Short task → Copy out each line in the material below that has the word "from".

________________________

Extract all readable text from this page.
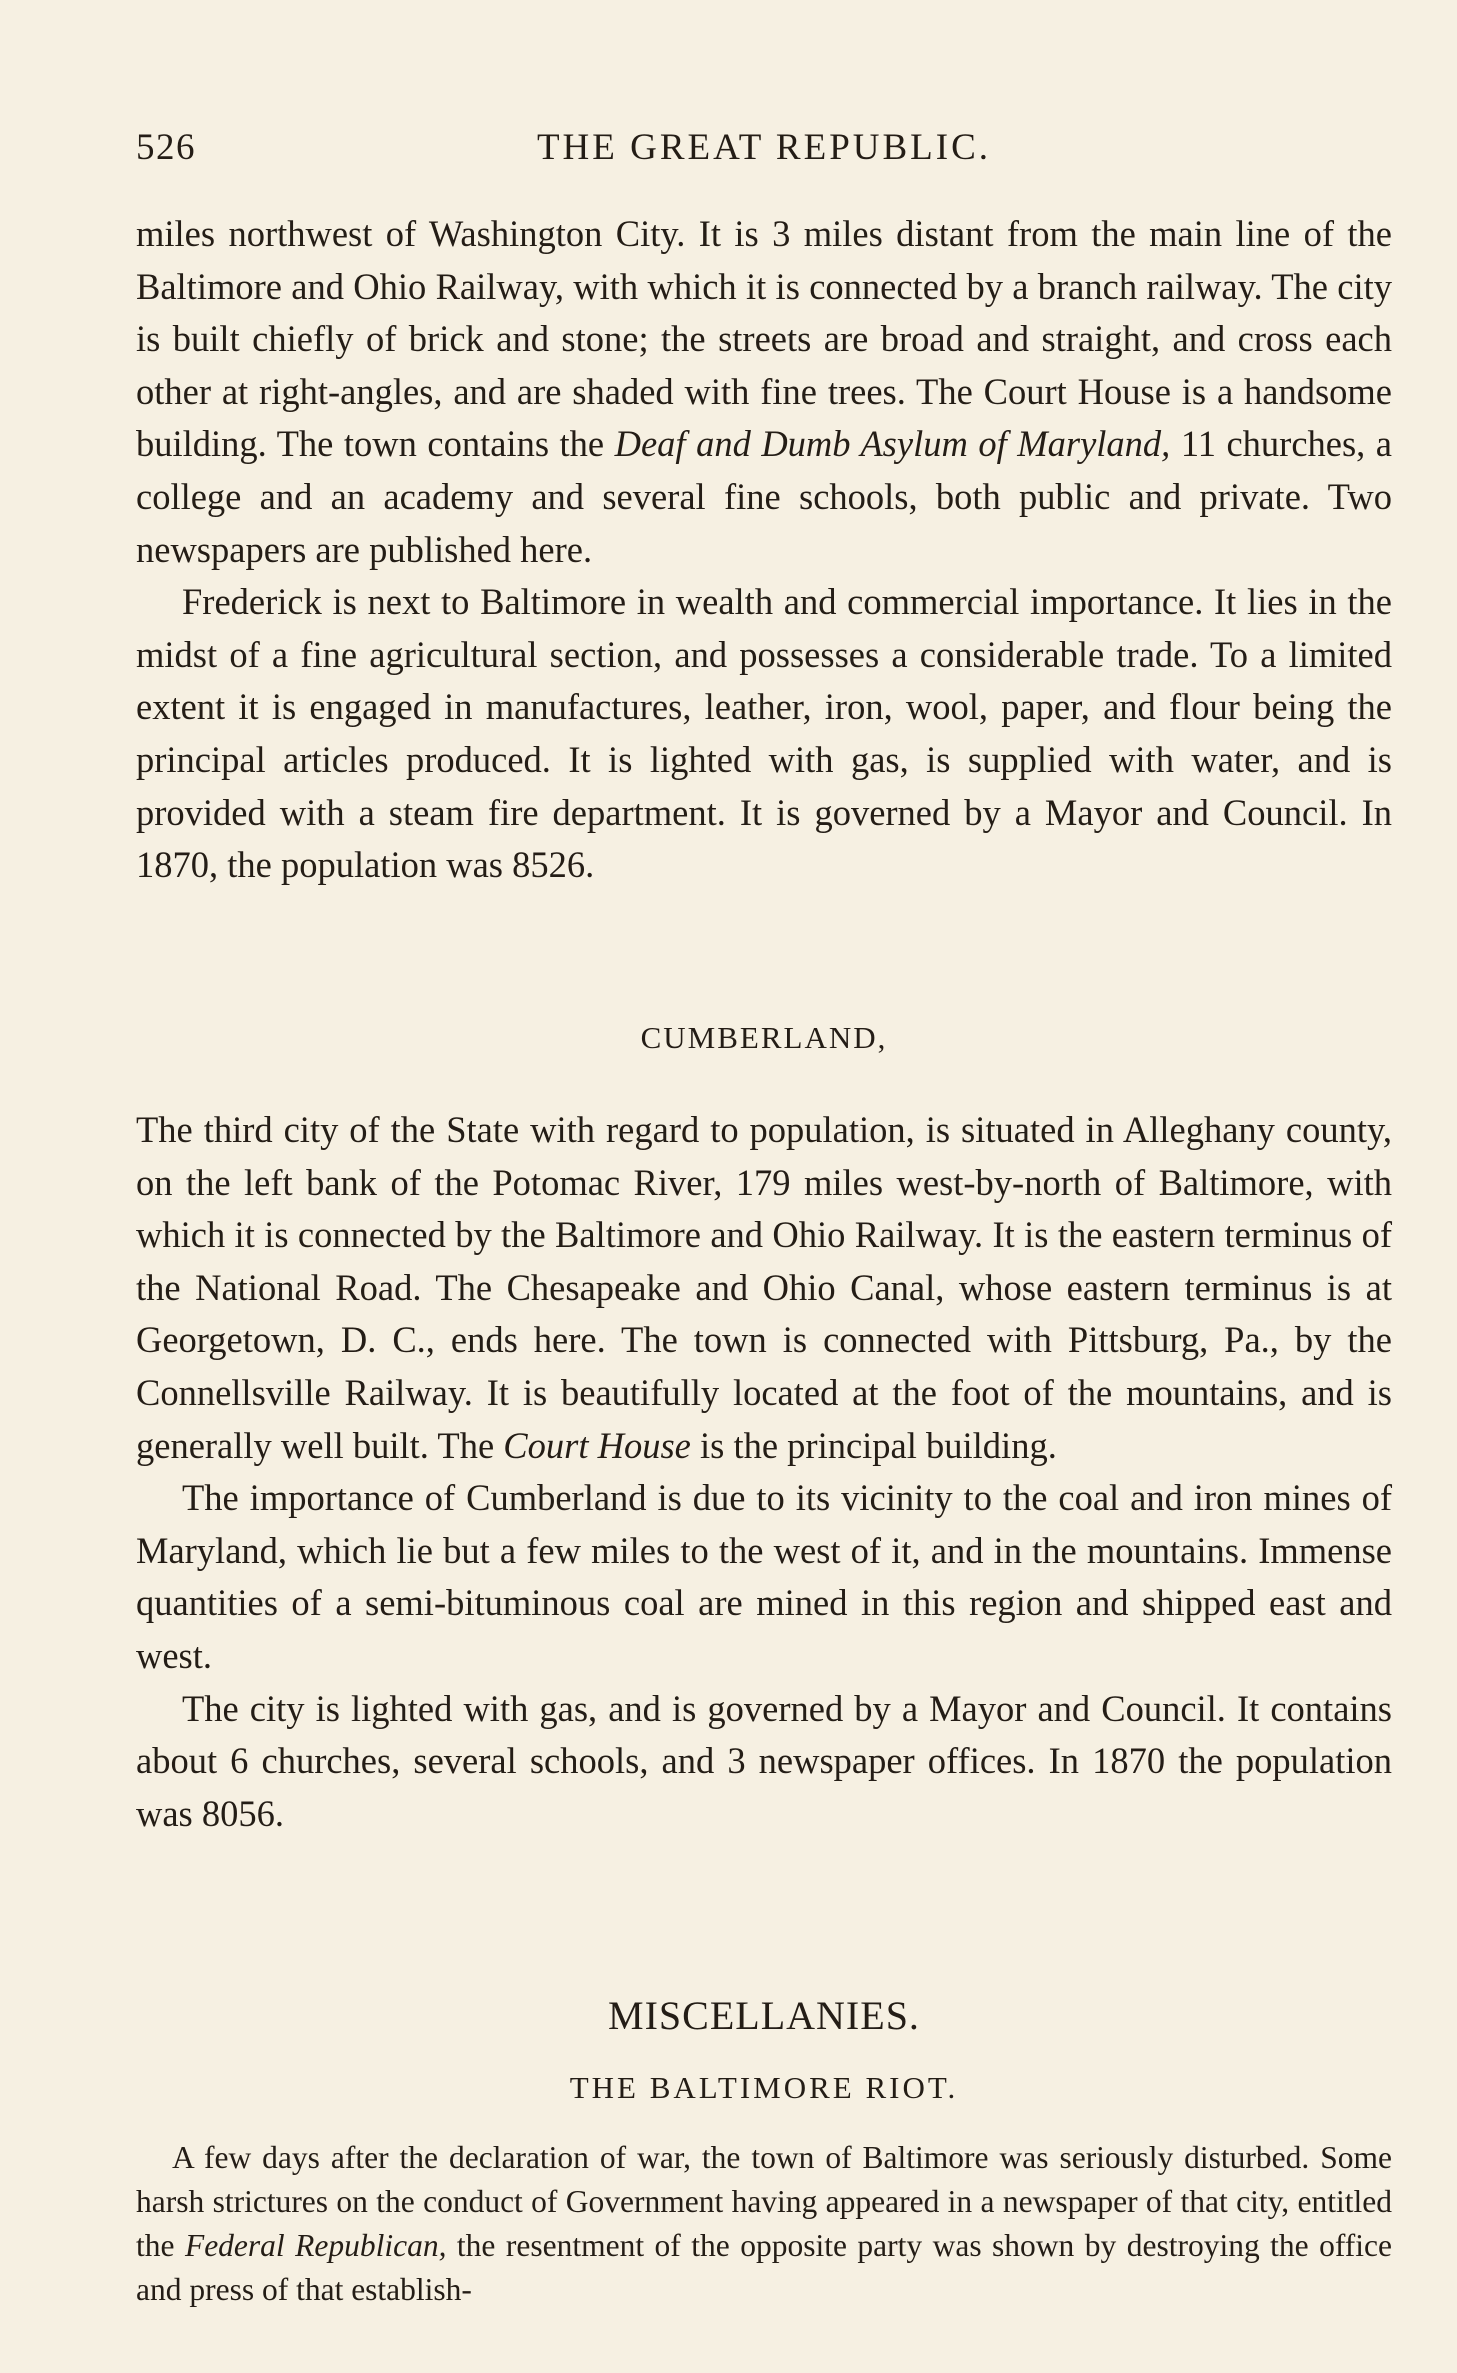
526	THE GREAT REPUBLIC.

miles northwest of Washington City. It is 3 miles distant from the main line of the Baltimore and Ohio Railway, with which it is connected by a branch railway. The city is built chiefly of brick and stone; the streets are broad and straight, and cross each other at right-angles, and are shaded with fine trees. The Court House is a handsome building. The town contains the Deaf and Dumb Asylum of Maryland, 11 churches, a college and an academy and several fine schools, both public and private. Two newspapers are published here.

Frederick is next to Baltimore in wealth and commercial importance. It lies in the midst of a fine agricultural section, and possesses a considerable trade. To a limited extent it is engaged in manufactures, leather, iron, wool, paper, and flour being the principal articles produced. It is lighted with gas, is supplied with water, and is provided with a steam fire department. It is governed by a Mayor and Council. In 1870, the population was 8526.

CUMBERLAND,

The third city of the State with regard to population, is situated in Alleghany county, on the left bank of the Potomac River, 179 miles west-by-north of Baltimore, with which it is connected by the Baltimore and Ohio Railway. It is the eastern terminus of the National Road. The Chesapeake and Ohio Canal, whose eastern terminus is at Georgetown, D. C., ends here. The town is connected with Pittsburg, Pa., by the Connellsville Railway. It is beautifully located at the foot of the mountains, and is generally well built. The Court House is the principal building.

The importance of Cumberland is due to its vicinity to the coal and iron mines of Maryland, which lie but a few miles to the west of it, and in the mountains. Immense quantities of a semi-bituminous coal are mined in this region and shipped east and west.

The city is lighted with gas, and is governed by a Mayor and Council. It contains about 6 churches, several schools, and 3 newspaper offices. In 1870 the population was 8056.

MISCELLANIES.
THE BALTIMORE RIOT.

A few days after the declaration of war, the town of Baltimore was seriously disturbed. Some harsh strictures on the conduct of Government having appeared in a newspaper of that city, entitled the Federal Republican, the resentment of the opposite party was shown by destroying the office and press of that establish-
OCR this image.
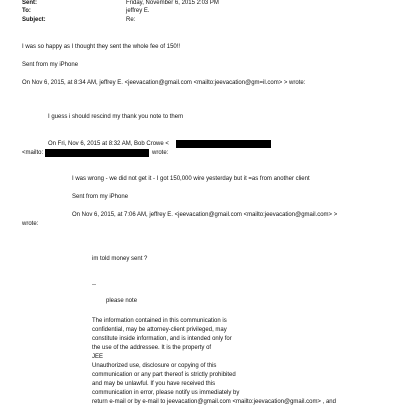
Sent:	Friday, November 6, 2015 2:03 PM
To:	jeffrey E.
Subject:	Re:
I was so happy as I thought they sent the whole fee of 150!!
Sent from my iPhone
On Nov 6, 2015, at 8:34 AM, jeffrey E. <jeevacation@gmail.com <mailto:jeevacation@gm=il.com> > wrote:
I guess i should rescind my thank you note to them
On Fri, Nov 6, 2015 at 8:32 AM, Bob Crowe <
<mailto:	wrote:
I was wrong - we did not get it - I got 150,000 wire yesterday but it =as from another client
Sent from my iPhone
On Nov 6, 2015, at 7:06 AM, jeffrey E. <jeevacation@gmail.com <mailto:jeevacation@gmail.com> >
wrote:
im told money sent ?
--
please note
The information contained in this communication is
confidential, may be attorney-client privileged, may
constitute inside information, and is intended only for
the use of the addressee. It is the property of
JEE
Unauthorized use, disclosure or copying of this
communication or any part thereof is strictly prohibited
and may be unlawful. If you have received this
communication in error, please notify us immediately by
return e-mail or by e-mail to jeevacation@gmail.com <mailto:jeevacation@gmail.com> , and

________________________

Full response →
Extract all readable text from this page.
miles northwest of Washington City. It is 3 miles distant from the main line of the Baltimore and Ohio Railway, with which it is connected by a branch railway. The city is built chiefly of brick and stone; the streets are broad and straight, and cross each other at right-angles, and are shaded with fine trees. The Court House is a handsome building. The town contains the Deaf and Dumb Asylum of Maryland, 11 churches, a college and an academy and several fine schools, both public and private. Two newspapers are published here.
Sent from my iPhone
I was wrong - we did not get it - I got 150,000 wire yesterday but it =as from another client
Sent from my iPhone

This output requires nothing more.